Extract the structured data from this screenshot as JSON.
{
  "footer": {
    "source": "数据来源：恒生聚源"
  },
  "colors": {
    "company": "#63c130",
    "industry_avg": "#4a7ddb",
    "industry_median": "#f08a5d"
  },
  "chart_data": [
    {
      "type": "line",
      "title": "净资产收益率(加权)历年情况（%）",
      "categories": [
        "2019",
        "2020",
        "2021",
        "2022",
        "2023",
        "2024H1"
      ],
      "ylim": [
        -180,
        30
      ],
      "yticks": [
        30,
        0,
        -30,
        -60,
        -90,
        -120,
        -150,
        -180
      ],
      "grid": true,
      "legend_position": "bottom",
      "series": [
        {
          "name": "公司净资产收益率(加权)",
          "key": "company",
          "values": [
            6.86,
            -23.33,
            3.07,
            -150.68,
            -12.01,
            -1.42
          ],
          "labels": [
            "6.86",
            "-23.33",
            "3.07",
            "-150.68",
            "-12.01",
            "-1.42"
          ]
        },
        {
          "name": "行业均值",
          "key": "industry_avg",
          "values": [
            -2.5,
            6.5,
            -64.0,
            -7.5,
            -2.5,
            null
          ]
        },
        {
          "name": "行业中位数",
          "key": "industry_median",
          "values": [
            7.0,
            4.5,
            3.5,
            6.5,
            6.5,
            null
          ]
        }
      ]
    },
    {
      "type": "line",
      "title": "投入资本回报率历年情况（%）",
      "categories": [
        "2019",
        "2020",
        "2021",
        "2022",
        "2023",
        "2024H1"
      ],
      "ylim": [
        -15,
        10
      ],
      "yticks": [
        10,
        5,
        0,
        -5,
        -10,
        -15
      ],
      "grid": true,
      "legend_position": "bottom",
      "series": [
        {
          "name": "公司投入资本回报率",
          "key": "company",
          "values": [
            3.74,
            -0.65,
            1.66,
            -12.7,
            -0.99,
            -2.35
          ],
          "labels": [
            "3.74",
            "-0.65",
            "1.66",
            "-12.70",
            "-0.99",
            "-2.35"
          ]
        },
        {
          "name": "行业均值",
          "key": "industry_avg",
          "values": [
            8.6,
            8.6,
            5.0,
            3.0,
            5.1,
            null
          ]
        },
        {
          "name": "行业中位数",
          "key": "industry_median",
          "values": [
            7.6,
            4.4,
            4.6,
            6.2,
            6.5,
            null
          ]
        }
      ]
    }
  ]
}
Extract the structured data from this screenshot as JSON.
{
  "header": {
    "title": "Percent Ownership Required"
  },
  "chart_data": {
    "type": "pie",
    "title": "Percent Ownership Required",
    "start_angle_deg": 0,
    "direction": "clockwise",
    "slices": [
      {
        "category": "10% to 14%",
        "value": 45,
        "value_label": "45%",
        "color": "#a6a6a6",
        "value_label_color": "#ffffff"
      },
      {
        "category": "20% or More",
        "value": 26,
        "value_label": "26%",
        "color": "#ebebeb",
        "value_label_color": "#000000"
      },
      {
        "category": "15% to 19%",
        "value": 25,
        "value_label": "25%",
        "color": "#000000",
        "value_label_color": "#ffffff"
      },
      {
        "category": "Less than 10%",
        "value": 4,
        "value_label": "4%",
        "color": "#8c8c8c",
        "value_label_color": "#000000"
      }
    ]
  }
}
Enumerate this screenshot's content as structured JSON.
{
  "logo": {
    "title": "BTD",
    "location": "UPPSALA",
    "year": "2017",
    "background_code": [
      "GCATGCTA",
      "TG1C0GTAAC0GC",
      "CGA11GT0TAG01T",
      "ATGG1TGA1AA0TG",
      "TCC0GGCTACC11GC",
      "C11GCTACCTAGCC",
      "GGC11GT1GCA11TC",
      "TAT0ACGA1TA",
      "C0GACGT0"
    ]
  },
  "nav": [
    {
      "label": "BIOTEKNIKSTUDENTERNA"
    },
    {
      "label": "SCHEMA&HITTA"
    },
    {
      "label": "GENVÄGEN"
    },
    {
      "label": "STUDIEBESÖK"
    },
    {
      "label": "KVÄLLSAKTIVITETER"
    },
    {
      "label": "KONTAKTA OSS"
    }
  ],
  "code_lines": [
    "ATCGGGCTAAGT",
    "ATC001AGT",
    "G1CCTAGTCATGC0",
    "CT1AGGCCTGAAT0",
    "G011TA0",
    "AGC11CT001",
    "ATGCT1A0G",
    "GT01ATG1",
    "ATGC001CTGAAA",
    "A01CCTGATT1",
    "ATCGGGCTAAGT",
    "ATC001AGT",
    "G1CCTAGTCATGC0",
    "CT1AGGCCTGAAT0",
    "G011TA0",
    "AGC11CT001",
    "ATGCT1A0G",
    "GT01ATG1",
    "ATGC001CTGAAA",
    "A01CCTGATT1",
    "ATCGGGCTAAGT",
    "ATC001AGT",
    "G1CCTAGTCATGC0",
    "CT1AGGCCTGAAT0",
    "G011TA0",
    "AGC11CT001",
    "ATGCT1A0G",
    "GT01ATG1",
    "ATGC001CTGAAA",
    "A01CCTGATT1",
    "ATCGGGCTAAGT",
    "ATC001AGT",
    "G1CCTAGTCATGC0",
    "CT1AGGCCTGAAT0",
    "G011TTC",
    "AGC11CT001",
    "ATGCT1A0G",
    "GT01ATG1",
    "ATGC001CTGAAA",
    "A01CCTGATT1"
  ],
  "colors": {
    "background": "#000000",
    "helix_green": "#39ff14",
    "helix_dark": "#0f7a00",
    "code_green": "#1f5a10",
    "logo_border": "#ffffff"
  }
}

• Your goal: Write all of the records out again exactly.

• Result of the exercise:
Extract the structured data from this screenshot as JSON.
{
  "footer": {
    "source": "数据来源：恒生聚源"
  },
  "colors": {
    "company": "#63c130",
    "industry_avg": "#4a7ddb",
    "industry_median": "#f08a5d"
  },
  "chart_data": [
    {
      "type": "line",
      "title": "净资产收益率(加权)历年情况（%）",
      "categories": [
        "2019",
        "2020",
        "2021",
        "2022",
        "2023",
        "2024H1"
      ],
      "ylim": [
        -180,
        30
      ],
      "yticks": [
        30,
        0,
        -30,
        -60,
        -90,
        -120,
        -150,
        -180
      ],
      "grid": true,
      "legend_position": "bottom",
      "series": [
        {
          "name": "公司净资产收益率(加权)",
          "key": "company",
          "values": [
            6.86,
            -23.33,
            3.07,
            -150.68,
            -12.01,
            -1.42
          ],
          "labels": [
            "6.86",
            "-23.33",
            "3.07",
            "-150.68",
            "-12.01",
            "-1.42"
          ]
        },
        {
          "name": "行业均值",
          "key": "industry_avg",
          "values": [
            -2.5,
            6.5,
            -64.0,
            -7.5,
            -2.5,
            null
          ]
        },
        {
          "name": "行业中位数",
          "key": "industry_median",
          "values": [
            7.0,
            4.5,
            3.5,
            6.5,
            6.5,
            null
          ]
        }
      ]
    },
    {
      "type": "line",
      "title": "投入资本回报率历年情况（%）",
      "categories": [
        "2019",
        "2020",
        "2021",
        "2022",
        "2023",
        "2024H1"
      ],
      "ylim": [
        -15,
        10
      ],
      "yticks": [
        10,
        5,
        0,
        -5,
        -10,
        -15
      ],
      "grid": true,
      "legend_position": "bottom",
      "series": [
        {
          "name": "公司投入资本回报率",
          "key": "company",
          "values": [
            3.74,
            -0.65,
            1.66,
            -12.7,
            -0.99,
            -2.35
          ],
          "labels": [
            "3.74",
            "-0.65",
            "1.66",
            "-12.70",
            "-0.99",
            "-2.35"
          ]
        },
        {
          "name": "行业均值",
          "key": "industry_avg",
          "values": [
            8.6,
            8.6,
            5.0,
            3.0,
            5.1,
            null
          ]
        },
        {
          "name": "行业中位数",
          "key": "industry_median",
          "values": [
            7.6,
            4.4,
            4.6,
            6.2,
            6.5,
            null
          ]
        }
      ]
    }
  ]
}
Extract the structured data from this screenshot as JSON.
{
  "header": {
    "title": "Percent Ownership Required"
  },
  "chart_data": {
    "type": "pie",
    "title": "Percent Ownership Required",
    "start_angle_deg": 0,
    "direction": "clockwise",
    "slices": [
      {
        "category": "10% to 14%",
        "value": 45,
        "value_label": "45%",
        "color": "#a6a6a6",
        "value_label_color": "#ffffff"
      },
      {
        "category": "20% or More",
        "value": 26,
        "value_label": "26%",
        "color": "#ebebeb",
        "value_label_color": "#000000"
      },
      {
        "category": "15% to 19%",
        "value": 25,
        "value_label": "25%",
        "color": "#000000",
        "value_label_color": "#ffffff"
      },
      {
        "category": "Less than 10%",
        "value": 4,
        "value_label": "4%",
        "color": "#8c8c8c",
        "value_label_color": "#000000"
      }
    ]
  }
}
Enumerate this screenshot's content as structured JSON.
{
  "logo": {
    "title": "BTD",
    "location": "UPPSALA",
    "year": "2017",
    "background_code": [
      "GCATGCTA",
      "TG1C0GTAAC0GC",
      "CGA11GT0TAG01T",
      "ATGG1TGA1AA0TG",
      "TCC0GGCTACC11GC",
      "C11GCTACCTAGCC",
      "GGC11GT1GCA11TC",
      "TAT0ACGA1TA",
      "C0GACGT0"
    ]
  },
  "nav": [
    {
      "label": "BIOTEKNIKSTUDENTERNA"
    },
    {
      "label": "SCHEMA&HITTA"
    },
    {
      "label": "GENVÄGEN"
    },
    {
      "label": "STUDIEBESÖK"
    },
    {
      "label": "KVÄLLSAKTIVITETER"
    },
    {
      "label": "KONTAKTA OSS"
    }
  ],
  "code_lines": [
    "ATCGGGCTAAGT",
    "ATC001AGT",
    "G1CCTAGTCATGC0",
    "CT1AGGCCTGAAT0",
    "G011TA0",
    "AGC11CT001",
    "ATGCT1A0G",
    "GT01ATG1",
    "ATGC001CTGAAA",
    "A01CCTGATT1",
    "ATCGGGCTAAGT",
    "ATC001AGT",
    "G1CCTAGTCATGC0",
    "CT1AGGCCTGAAT0",
    "G011TA0",
    "AGC11CT001",
    "ATGCT1A0G",
    "GT01ATG1",
    "ATGC001CTGAAA",
    "A01CCTGATT1",
    "ATCGGGCTAAGT",
    "ATC001AGT",
    "G1CCTAGTCATGC0",
    "CT1AGGCCTGAAT0",
    "G011TA0",
    "AGC11CT001",
    "ATGCT1A0G",
    "GT01ATG1",
    "ATGC001CTGAAA",
    "A01CCTGATT1",
    "ATCGGGCTAAGT",
    "ATC001AGT",
    "G1CCTAGTCATGC0",
    "CT1AGGCCTGAAT0",
    "G011TTC",
    "AGC11CT001",
    "ATGCT1A0G",
    "GT01ATG1",
    "ATGC001CTGAAA",
    "A01CCTGATT1"
  ],
  "colors": {
    "background": "#000000",
    "helix_green": "#39ff14",
    "helix_dark": "#0f7a00",
    "code_green": "#1f5a10",
    "logo_border": "#ffffff"
  }
}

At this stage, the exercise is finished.